§ Goal
All of the material below is to be returned exactly.

== Data lines ==

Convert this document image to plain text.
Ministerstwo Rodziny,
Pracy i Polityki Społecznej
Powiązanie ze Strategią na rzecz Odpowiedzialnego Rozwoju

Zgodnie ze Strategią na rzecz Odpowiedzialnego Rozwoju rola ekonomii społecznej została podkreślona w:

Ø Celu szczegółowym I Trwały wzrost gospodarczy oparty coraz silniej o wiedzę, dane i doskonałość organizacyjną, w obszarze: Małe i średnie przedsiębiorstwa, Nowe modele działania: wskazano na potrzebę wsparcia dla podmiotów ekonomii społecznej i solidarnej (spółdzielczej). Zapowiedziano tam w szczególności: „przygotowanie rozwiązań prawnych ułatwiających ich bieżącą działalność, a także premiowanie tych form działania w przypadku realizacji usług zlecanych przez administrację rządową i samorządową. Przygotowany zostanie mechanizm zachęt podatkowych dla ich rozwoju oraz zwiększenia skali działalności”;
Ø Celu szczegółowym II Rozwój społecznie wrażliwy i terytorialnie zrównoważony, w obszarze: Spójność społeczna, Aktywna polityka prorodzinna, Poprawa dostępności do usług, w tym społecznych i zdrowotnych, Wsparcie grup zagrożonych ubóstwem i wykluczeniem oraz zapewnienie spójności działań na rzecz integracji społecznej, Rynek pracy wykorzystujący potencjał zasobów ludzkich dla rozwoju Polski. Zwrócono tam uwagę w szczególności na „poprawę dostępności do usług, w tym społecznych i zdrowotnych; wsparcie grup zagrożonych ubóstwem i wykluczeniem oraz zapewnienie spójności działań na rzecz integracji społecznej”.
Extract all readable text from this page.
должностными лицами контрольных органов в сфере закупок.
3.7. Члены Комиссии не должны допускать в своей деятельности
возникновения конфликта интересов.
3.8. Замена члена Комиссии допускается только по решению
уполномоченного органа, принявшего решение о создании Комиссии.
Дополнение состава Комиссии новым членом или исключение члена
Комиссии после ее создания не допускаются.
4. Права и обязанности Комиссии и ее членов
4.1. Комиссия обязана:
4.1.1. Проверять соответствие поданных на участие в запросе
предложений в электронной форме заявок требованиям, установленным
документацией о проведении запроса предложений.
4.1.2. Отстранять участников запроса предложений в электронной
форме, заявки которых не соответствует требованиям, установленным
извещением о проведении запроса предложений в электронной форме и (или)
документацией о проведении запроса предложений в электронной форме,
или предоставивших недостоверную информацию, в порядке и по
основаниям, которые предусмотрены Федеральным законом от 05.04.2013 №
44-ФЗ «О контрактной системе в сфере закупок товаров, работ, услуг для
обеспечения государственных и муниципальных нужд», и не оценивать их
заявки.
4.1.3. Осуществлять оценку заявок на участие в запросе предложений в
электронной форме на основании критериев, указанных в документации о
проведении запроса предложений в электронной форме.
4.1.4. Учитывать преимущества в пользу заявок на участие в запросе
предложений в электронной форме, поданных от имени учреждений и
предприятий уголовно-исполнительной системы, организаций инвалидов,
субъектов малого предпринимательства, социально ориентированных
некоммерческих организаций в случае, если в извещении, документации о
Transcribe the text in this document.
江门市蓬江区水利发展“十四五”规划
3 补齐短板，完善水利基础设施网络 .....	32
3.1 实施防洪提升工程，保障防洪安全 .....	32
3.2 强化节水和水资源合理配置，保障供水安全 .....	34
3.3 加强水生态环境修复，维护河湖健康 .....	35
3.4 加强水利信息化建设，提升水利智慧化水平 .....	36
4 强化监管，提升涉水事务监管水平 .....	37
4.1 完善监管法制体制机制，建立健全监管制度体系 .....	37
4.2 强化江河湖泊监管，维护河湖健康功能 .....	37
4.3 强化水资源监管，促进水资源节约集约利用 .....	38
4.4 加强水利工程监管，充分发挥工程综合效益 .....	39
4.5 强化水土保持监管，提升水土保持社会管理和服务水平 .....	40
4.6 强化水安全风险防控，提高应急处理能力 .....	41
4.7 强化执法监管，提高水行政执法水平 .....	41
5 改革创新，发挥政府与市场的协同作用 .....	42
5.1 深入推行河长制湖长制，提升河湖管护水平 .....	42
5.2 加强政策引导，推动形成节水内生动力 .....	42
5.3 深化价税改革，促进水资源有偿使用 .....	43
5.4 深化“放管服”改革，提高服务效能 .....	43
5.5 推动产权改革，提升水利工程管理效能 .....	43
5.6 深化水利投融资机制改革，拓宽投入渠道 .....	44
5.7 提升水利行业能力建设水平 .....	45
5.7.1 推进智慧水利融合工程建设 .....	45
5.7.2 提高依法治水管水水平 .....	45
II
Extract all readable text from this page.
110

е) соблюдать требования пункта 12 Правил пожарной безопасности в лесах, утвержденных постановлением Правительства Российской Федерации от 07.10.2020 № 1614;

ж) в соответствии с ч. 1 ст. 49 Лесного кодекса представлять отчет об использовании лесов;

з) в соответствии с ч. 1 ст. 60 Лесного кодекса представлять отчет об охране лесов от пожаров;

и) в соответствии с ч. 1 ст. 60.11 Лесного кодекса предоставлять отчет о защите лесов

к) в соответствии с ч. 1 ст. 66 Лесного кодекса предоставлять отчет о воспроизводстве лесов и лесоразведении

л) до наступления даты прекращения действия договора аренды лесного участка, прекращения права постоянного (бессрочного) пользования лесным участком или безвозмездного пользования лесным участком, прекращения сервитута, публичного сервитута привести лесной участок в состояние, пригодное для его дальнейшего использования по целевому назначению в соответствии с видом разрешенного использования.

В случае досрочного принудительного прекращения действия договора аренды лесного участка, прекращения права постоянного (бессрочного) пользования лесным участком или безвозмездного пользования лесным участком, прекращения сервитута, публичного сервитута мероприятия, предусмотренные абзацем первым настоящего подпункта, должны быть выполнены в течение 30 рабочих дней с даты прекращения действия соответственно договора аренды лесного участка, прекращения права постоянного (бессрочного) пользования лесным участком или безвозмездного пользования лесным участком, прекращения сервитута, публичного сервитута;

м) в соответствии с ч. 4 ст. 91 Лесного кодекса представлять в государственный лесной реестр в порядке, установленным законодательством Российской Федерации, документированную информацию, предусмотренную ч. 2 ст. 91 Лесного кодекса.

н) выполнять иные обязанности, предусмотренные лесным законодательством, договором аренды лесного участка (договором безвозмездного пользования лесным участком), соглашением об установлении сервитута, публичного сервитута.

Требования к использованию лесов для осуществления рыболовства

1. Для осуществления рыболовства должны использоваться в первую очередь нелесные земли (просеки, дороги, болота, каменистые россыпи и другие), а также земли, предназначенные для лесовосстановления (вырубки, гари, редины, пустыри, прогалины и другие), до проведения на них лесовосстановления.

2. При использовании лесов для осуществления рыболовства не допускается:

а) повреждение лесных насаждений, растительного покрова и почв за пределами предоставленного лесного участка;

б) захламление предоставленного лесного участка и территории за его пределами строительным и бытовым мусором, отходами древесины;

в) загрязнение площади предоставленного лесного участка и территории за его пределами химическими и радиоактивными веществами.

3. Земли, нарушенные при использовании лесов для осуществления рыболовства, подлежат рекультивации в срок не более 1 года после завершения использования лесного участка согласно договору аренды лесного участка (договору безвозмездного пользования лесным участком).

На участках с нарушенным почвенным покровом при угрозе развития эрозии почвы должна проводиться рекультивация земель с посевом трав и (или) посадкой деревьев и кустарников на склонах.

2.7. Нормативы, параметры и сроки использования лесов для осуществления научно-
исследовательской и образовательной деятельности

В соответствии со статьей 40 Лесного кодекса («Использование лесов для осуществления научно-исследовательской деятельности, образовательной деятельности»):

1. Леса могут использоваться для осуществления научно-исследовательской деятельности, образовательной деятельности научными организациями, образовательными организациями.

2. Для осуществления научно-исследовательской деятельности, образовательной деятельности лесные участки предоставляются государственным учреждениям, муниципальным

===

§ Reply
Convert this document image to plain text.
Ministerstwo Rodziny,
Pracy i Polityki Społecznej
Powiązanie ze Strategią na rzecz Odpowiedzialnego Rozwoju

Zgodnie ze Strategią na rzecz Odpowiedzialnego Rozwoju rola ekonomii społecznej została podkreślona w:

Ø Celu szczegółowym I Trwały wzrost gospodarczy oparty coraz silniej o wiedzę, dane i doskonałość organizacyjną, w obszarze: Małe i średnie przedsiębiorstwa, Nowe modele działania: wskazano na potrzebę wsparcia dla podmiotów ekonomii społecznej i solidarnej (spółdzielczej). Zapowiedziano tam w szczególności: „przygotowanie rozwiązań prawnych ułatwiających ich bieżącą działalność, a także premiowanie tych form działania w przypadku realizacji usług zlecanych przez administrację rządową i samorządową. Przygotowany zostanie mechanizm zachęt podatkowych dla ich rozwoju oraz zwiększenia skali działalności”;
Ø Celu szczegółowym II Rozwój społecznie wrażliwy i terytorialnie zrównoważony, w obszarze: Spójność społeczna, Aktywna polityka prorodzinna, Poprawa dostępności do usług, w tym społecznych i zdrowotnych, Wsparcie grup zagrożonych ubóstwem i wykluczeniem oraz zapewnienie spójności działań na rzecz integracji społecznej, Rynek pracy wykorzystujący potencjał zasobów ludzkich dla rozwoju Polski. Zwrócono tam uwagę w szczególności na „poprawę dostępności do usług, w tym społecznych i zdrowotnych; wsparcie grup zagrożonych ubóstwem i wykluczeniem oraz zapewnienie spójności działań na rzecz integracji społecznej”.
Extract all readable text from this page.
должностными лицами контрольных органов в сфере закупок.
3.7. Члены Комиссии не должны допускать в своей деятельности
возникновения конфликта интересов.
3.8. Замена члена Комиссии допускается только по решению
уполномоченного органа, принявшего решение о создании Комиссии.
Дополнение состава Комиссии новым членом или исключение члена
Комиссии после ее создания не допускаются.
4. Права и обязанности Комиссии и ее членов
4.1. Комиссия обязана:
4.1.1. Проверять соответствие поданных на участие в запросе
предложений в электронной форме заявок требованиям, установленным
документацией о проведении запроса предложений.
4.1.2. Отстранять участников запроса предложений в электронной
форме, заявки которых не соответствует требованиям, установленным
извещением о проведении запроса предложений в электронной форме и (или)
документацией о проведении запроса предложений в электронной форме,
или предоставивших недостоверную информацию, в порядке и по
основаниям, которые предусмотрены Федеральным законом от 05.04.2013 №
44-ФЗ «О контрактной системе в сфере закупок товаров, работ, услуг для
обеспечения государственных и муниципальных нужд», и не оценивать их
заявки.
4.1.3. Осуществлять оценку заявок на участие в запросе предложений в
электронной форме на основании критериев, указанных в документации о
проведении запроса предложений в электронной форме.
4.1.4. Учитывать преимущества в пользу заявок на участие в запросе
предложений в электронной форме, поданных от имени учреждений и
предприятий уголовно-исполнительной системы, организаций инвалидов,
субъектов малого предпринимательства, социально ориентированных
некоммерческих организаций в случае, если в извещении, документации о
Transcribe the text in this document.
江门市蓬江区水利发展“十四五”规划
3 补齐短板，完善水利基础设施网络 .....	32
3.1 实施防洪提升工程，保障防洪安全 .....	32
3.2 强化节水和水资源合理配置，保障供水安全 .....	34
3.3 加强水生态环境修复，维护河湖健康 .....	35
3.4 加强水利信息化建设，提升水利智慧化水平 .....	36
4 强化监管，提升涉水事务监管水平 .....	37
4.1 完善监管法制体制机制，建立健全监管制度体系 .....	37
4.2 强化江河湖泊监管，维护河湖健康功能 .....	37
4.3 强化水资源监管，促进水资源节约集约利用 .....	38
4.4 加强水利工程监管，充分发挥工程综合效益 .....	39
4.5 强化水土保持监管，提升水土保持社会管理和服务水平 .....	40
4.6 强化水安全风险防控，提高应急处理能力 .....	41
4.7 强化执法监管，提高水行政执法水平 .....	41
5 改革创新，发挥政府与市场的协同作用 .....	42
5.1 深入推行河长制湖长制，提升河湖管护水平 .....	42
5.2 加强政策引导，推动形成节水内生动力 .....	42
5.3 深化价税改革，促进水资源有偿使用 .....	43
5.4 深化“放管服”改革，提高服务效能 .....	43
5.5 推动产权改革，提升水利工程管理效能 .....	43
5.6 深化水利投融资机制改革，拓宽投入渠道 .....	44
5.7 提升水利行业能力建设水平 .....	45
5.7.1 推进智慧水利融合工程建设 .....	45
5.7.2 提高依法治水管水水平 .....	45
II
Extract all readable text from this page.
110

е) соблюдать требования пункта 12 Правил пожарной безопасности в лесах, утвержденных постановлением Правительства Российской Федерации от 07.10.2020 № 1614;

ж) в соответствии с ч. 1 ст. 49 Лесного кодекса представлять отчет об использовании лесов;

з) в соответствии с ч. 1 ст. 60 Лесного кодекса представлять отчет об охране лесов от пожаров;

и) в соответствии с ч. 1 ст. 60.11 Лесного кодекса предоставлять отчет о защите лесов

к) в соответствии с ч. 1 ст. 66 Лесного кодекса предоставлять отчет о воспроизводстве лесов и лесоразведении

л) до наступления даты прекращения действия договора аренды лесного участка, прекращения права постоянного (бессрочного) пользования лесным участком или безвозмездного пользования лесным участком, прекращения сервитута, публичного сервитута привести лесной участок в состояние, пригодное для его дальнейшего использования по целевому назначению в соответствии с видом разрешенного использования.

В случае досрочного принудительного прекращения действия договора аренды лесного участка, прекращения права постоянного (бессрочного) пользования лесным участком или безвозмездного пользования лесным участком, прекращения сервитута, публичного сервитута мероприятия, предусмотренные абзацем первым настоящего подпункта, должны быть выполнены в течение 30 рабочих дней с даты прекращения действия соответственно договора аренды лесного участка, прекращения права постоянного (бессрочного) пользования лесным участком или безвозмездного пользования лесным участком, прекращения сервитута, публичного сервитута;

м) в соответствии с ч. 4 ст. 91 Лесного кодекса представлять в государственный лесной реестр в порядке, установленным законодательством Российской Федерации, документированную информацию, предусмотренную ч. 2 ст. 91 Лесного кодекса.

н) выполнять иные обязанности, предусмотренные лесным законодательством, договором аренды лесного участка (договором безвозмездного пользования лесным участком), соглашением об установлении сервитута, публичного сервитута.

Требования к использованию лесов для осуществления рыболовства

1. Для осуществления рыболовства должны использоваться в первую очередь нелесные земли (просеки, дороги, болота, каменистые россыпи и другие), а также земли, предназначенные для лесовосстановления (вырубки, гари, редины, пустыри, прогалины и другие), до проведения на них лесовосстановления.

2. При использовании лесов для осуществления рыболовства не допускается:

а) повреждение лесных насаждений, растительного покрова и почв за пределами предоставленного лесного участка;

б) захламление предоставленного лесного участка и территории за его пределами строительным и бытовым мусором, отходами древесины;

в) загрязнение площади предоставленного лесного участка и территории за его пределами химическими и радиоактивными веществами.

3. Земли, нарушенные при использовании лесов для осуществления рыболовства, подлежат рекультивации в срок не более 1 года после завершения использования лесного участка согласно договору аренды лесного участка (договору безвозмездного пользования лесным участком).

На участках с нарушенным почвенным покровом при угрозе развития эрозии почвы должна проводиться рекультивация земель с посевом трав и (или) посадкой деревьев и кустарников на склонах.

2.7. Нормативы, параметры и сроки использования лесов для осуществления научно-
исследовательской и образовательной деятельности

В соответствии со статьей 40 Лесного кодекса («Использование лесов для осуществления научно-исследовательской деятельности, образовательной деятельности»):

1. Леса могут использоваться для осуществления научно-исследовательской деятельности, образовательной деятельности научными организациями, образовательными организациями.

2. Для осуществления научно-исследовательской деятельности, образовательной деятельности лесные участки предоставляются государственным учреждениям, муниципальным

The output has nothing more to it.